Written problem
Give the data again exactly as written, skipping any pictures.

[Dataset listings of figures]
****************

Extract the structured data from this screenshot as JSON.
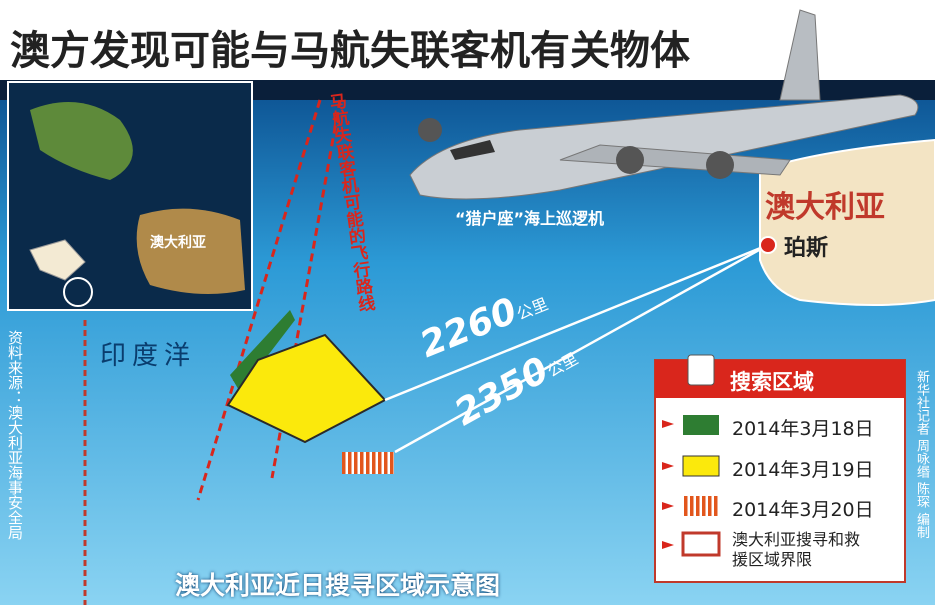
{
  "title": "澳方发现可能与马航失联客机有关物体",
  "inset_label": "澳大利亚",
  "plane_caption": "“猎户座”海上巡逻机",
  "region_label": "澳大利亚",
  "city": "珀斯",
  "ocean": "印度洋",
  "flight_path": "马航失联客机可能的飞行路线",
  "distances": [
    {
      "value": 2260,
      "unit": "公里"
    },
    {
      "value": 2350,
      "unit": "公里"
    }
  ],
  "legend": {
    "title": "搜索区域",
    "items": [
      "2014年3月18日",
      "2014年3月19日",
      "2014年3月20日",
      "澳大利亚搜寻和救援区域界限"
    ]
  },
  "source": "资料来源：澳大利亚海事安全局",
  "credit": "新华社记者 周咏缗 陈琛 编制",
  "caption": "澳大利亚近日搜寻区域示意图"
}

****************

Answer to the exercise
Extract the structured data from this screenshot as JSON.
{
  "title": "澳方发现可能与马航失联客机有关物体",
  "inset_label": "澳大利亚",
  "plane_caption": "“猎户座”海上巡逻机",
  "region_label": "澳大利亚",
  "city": "珀斯",
  "ocean": "印度洋",
  "flight_path": "马航失联客机可能的飞行路线",
  "distances": [
    {
      "value": 2260,
      "unit": "公里"
    },
    {
      "value": 2350,
      "unit": "公里"
    }
  ],
  "legend": {
    "title": "搜索区域",
    "items": [
      "2014年3月18日",
      "2014年3月19日",
      "2014年3月20日",
      "澳大利亚搜寻和救援区域界限"
    ]
  },
  "source": "资料来源：澳大利亚海事安全局",
  "credit": "新华社记者 周咏缗 陈琛 编制",
  "caption": "澳大利亚近日搜寻区域示意图"
}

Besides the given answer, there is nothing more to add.